• _SOURCE DOCUMENT_:
┄┄┄┄┄┄┄┄┄┄
Trump’s End

A lot of people are talking about Tucker Carlson’s monologue tonight. More than anything else, it was directed at Donald Trump. I urge you to watch it. It’s about 16 minutes long, but it’s well worth your time. I haven’t seen anything yet that captures the current mood of the Right like this:
Tucker makes the obvious (to everyone but Trump) point that people have a right to expect their government to protect them from rioters — and their government is not doing so. When bad people see weakness in authority, they take advantage of it. This, by the way, is how the woke took over college campuses. This is how the woke took over media.
See this:
Cubans warned Venezuelans and now the Venezuelans are warning Americans that we shouldn’t sit idly by while our statues burn, street are renamed, and school curriculum is taken over. https://t.co/yLRTrLmN5s
— Ana Rosa Quintana (@ana_r_quintana) June 22, 2020
It’s happening, and the president is impotent. Trump was on a Hannity-hosted forum tonight. Look at this short clip. It tells you why he’s losing. The country is in serious trouble, and he’s like a child who has fallen off a sailboat far from shore:
Trump: If we didn’t do testing, we’d have no cases… There are so many names to this, I could name 19 names like Corona 19. pic.twitter.com/cuNlLhHP6I
— Acyn Torabi (@Acyn) June 26, 2020
Peggy Noonan’s new column is brutal. Here’s how it starts:
Something shifted this month. Donald Trump’s hold on history loosened, and may be breaking. In some new way his limitations are being seen and acknowledged, and at a moment when people are worried about the continuance of their country and their own ability to continue within it. He hasn’t been equal to the multiple crises. Good news or bad, he rarely makes any situation better. And everyone kind of knows.
┄┄┄┄┄┄┄┄┄┄
• _DATA RECORDS_:
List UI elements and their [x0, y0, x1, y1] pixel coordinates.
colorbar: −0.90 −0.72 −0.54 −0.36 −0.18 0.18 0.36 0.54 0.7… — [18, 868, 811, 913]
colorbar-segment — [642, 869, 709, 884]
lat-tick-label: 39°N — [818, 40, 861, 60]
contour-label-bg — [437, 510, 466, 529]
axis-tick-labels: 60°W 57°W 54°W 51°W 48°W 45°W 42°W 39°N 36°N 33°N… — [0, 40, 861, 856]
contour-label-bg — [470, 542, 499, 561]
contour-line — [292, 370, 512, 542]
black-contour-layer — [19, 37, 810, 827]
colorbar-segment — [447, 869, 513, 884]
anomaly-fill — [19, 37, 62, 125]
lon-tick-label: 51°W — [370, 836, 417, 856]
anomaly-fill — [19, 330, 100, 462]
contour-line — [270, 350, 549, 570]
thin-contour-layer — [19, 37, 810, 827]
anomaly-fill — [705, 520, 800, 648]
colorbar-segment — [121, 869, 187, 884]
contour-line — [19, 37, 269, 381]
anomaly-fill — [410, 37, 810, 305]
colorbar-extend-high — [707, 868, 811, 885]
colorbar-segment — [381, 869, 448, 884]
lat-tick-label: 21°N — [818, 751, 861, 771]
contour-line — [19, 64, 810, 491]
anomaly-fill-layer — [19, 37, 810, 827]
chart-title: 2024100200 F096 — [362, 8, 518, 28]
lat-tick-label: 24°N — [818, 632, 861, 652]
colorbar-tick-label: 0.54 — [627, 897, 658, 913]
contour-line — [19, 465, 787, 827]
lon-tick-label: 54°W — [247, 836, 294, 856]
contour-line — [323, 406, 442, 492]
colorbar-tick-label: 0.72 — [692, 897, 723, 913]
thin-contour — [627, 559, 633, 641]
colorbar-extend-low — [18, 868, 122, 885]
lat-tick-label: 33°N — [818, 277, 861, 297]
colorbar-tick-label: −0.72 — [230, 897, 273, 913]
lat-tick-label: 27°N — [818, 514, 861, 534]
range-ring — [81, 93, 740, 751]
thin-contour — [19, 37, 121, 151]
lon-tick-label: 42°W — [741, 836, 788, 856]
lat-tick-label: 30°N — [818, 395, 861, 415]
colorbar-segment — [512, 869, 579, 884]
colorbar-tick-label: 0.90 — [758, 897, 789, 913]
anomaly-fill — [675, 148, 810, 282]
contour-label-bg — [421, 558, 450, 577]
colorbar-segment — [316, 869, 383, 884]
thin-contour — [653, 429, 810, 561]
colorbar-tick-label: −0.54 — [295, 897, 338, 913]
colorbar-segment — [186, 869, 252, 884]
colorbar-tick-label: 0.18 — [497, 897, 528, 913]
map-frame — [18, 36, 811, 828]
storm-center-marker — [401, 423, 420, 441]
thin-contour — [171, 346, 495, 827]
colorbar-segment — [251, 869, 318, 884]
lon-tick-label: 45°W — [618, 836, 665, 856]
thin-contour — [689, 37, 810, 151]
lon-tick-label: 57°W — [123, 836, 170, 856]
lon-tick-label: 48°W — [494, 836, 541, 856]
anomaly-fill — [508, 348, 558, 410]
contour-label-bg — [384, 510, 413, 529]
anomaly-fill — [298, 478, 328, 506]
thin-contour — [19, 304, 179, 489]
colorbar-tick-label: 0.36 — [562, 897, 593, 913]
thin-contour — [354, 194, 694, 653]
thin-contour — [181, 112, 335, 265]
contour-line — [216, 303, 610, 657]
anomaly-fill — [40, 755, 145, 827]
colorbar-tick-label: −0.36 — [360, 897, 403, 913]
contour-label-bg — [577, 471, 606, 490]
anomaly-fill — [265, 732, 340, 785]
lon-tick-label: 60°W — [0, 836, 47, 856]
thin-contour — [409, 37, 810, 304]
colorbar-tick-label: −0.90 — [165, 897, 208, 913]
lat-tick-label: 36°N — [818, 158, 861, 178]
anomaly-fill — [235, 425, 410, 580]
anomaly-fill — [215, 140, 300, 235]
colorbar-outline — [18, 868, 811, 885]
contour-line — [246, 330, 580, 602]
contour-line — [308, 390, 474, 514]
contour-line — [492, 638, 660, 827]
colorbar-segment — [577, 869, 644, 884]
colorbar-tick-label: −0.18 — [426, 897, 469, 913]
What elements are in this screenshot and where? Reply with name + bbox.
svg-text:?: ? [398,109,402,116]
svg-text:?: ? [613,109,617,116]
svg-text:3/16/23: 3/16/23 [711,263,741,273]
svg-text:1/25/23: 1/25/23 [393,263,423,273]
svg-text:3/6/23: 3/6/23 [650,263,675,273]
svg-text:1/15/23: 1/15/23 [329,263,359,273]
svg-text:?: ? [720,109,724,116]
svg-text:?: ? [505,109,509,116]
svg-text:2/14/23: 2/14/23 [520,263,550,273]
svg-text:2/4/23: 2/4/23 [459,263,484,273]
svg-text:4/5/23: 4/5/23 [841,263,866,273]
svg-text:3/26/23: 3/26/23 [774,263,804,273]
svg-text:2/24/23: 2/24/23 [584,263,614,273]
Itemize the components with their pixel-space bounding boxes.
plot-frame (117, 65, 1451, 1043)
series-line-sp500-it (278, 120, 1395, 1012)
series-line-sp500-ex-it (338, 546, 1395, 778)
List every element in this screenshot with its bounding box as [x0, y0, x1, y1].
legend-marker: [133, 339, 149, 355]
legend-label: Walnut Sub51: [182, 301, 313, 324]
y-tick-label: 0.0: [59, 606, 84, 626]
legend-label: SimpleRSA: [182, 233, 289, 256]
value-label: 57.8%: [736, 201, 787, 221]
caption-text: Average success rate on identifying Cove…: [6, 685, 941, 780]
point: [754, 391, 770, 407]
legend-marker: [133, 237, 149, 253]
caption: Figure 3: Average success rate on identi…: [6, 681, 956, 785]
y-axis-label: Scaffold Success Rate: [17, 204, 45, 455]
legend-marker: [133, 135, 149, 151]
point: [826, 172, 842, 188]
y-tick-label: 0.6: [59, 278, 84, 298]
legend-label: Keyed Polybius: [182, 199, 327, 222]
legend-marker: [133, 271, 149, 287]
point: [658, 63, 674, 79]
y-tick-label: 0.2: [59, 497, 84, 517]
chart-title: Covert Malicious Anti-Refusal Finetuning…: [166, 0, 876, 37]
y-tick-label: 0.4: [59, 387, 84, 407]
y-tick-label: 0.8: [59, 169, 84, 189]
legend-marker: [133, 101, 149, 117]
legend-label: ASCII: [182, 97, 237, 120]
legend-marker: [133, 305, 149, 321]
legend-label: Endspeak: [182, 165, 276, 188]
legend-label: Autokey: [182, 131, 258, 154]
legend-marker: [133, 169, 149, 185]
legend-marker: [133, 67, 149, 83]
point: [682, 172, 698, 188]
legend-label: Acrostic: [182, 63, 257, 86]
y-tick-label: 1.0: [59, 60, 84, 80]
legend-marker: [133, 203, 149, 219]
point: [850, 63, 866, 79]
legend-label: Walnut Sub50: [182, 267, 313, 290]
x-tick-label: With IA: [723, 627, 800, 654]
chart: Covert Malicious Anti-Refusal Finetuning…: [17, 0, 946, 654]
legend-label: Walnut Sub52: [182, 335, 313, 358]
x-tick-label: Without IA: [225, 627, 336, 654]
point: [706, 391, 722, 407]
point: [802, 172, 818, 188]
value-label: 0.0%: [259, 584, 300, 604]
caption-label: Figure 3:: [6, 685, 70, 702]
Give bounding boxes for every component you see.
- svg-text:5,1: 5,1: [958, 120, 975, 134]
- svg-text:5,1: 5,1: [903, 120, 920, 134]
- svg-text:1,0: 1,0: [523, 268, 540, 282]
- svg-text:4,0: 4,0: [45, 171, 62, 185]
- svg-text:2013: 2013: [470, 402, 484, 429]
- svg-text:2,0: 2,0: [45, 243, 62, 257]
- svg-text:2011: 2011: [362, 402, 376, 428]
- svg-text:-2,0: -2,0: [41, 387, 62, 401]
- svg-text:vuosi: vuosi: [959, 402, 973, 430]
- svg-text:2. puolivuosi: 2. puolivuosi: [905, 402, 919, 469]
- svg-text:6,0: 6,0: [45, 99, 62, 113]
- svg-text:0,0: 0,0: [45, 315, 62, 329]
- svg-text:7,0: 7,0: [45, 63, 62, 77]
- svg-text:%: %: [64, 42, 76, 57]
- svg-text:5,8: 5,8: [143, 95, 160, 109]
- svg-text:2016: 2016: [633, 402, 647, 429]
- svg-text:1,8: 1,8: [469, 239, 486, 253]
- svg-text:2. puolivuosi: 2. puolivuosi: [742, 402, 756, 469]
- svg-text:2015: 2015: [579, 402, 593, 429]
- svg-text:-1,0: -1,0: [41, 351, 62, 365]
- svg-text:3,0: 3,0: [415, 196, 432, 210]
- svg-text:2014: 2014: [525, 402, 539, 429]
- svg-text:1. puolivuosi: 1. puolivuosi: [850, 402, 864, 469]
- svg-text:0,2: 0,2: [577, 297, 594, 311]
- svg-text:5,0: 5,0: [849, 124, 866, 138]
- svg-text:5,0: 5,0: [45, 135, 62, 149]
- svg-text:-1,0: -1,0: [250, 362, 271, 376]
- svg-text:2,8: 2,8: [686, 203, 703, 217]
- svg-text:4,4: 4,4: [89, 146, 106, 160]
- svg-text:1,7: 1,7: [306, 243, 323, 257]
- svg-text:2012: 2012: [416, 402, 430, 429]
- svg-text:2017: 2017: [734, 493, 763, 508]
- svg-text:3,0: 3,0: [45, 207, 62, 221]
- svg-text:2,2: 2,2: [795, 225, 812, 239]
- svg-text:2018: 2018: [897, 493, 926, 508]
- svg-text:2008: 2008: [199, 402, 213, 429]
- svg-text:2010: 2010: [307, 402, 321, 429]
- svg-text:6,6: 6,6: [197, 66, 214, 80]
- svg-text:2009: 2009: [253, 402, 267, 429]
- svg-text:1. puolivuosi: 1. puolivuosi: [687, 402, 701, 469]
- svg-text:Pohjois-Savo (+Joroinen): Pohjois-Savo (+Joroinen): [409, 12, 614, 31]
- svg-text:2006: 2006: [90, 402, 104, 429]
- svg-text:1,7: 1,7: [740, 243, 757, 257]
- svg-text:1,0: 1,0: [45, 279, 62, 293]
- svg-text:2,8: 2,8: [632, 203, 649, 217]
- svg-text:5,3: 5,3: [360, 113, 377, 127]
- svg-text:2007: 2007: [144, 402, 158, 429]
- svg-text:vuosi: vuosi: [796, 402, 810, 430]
┄┄┄┄┄┄┄┄┄┄
• _WORK TO BE COMPLETED_:
Transcribe the entire text about Tucker Carlson's monologue and Donald Trump, word for word. The records were drawn from a separate source.

• _SOLUTION TO THIS PROBLEM_:
Trump’s End

A lot of people are talking about Tucker Carlson’s monologue tonight. More than anything else, it was directed at Donald Trump. I urge you to watch it. It’s about 16 minutes long, but it’s well worth your time. I haven’t seen anything yet that captures the current mood of the Right like this:
Tucker makes the obvious (to everyone but Trump) point that people have a right to expect their government to protect them from rioters — and their government is not doing so. When bad people see weakness in authority, they take advantage of it. This, by the way, is how the woke took over college campuses. This is how the woke took over media.
See this:
Cubans warned Venezuelans and now the Venezuelans are warning Americans that we shouldn’t sit idly by while our statues burn, street are renamed, and school curriculum is taken over. https://t.co/yLRTrLmN5s
— Ana Rosa Quintana (@ana_r_quintana) June 22, 2020
It’s happening, and the president is impotent. Trump was on a Hannity-hosted forum tonight. Look at this short clip. It tells you why he’s losing. The country is in serious trouble, and he’s like a child who has fallen off a sailboat far from shore:
Trump: If we didn’t do testing, we’d have no cases… There are so many names to this, I could name 19 names like Corona 19. pic.twitter.com/cuNlLhHP6I
— Acyn Torabi (@Acyn) June 26, 2020
Peggy Noonan’s new column is brutal. Here’s how it starts:
Something shifted this month. Donald Trump’s hold on history loosened, and may be breaking. In some new way his limitations are being seen and acknowledged, and at a moment when people are worried about the continuance of their country and their own ability to continue within it. He hasn’t been equal to the multiple crises. Good news or bad, he rarely makes any situation better. And everyone kind of knows.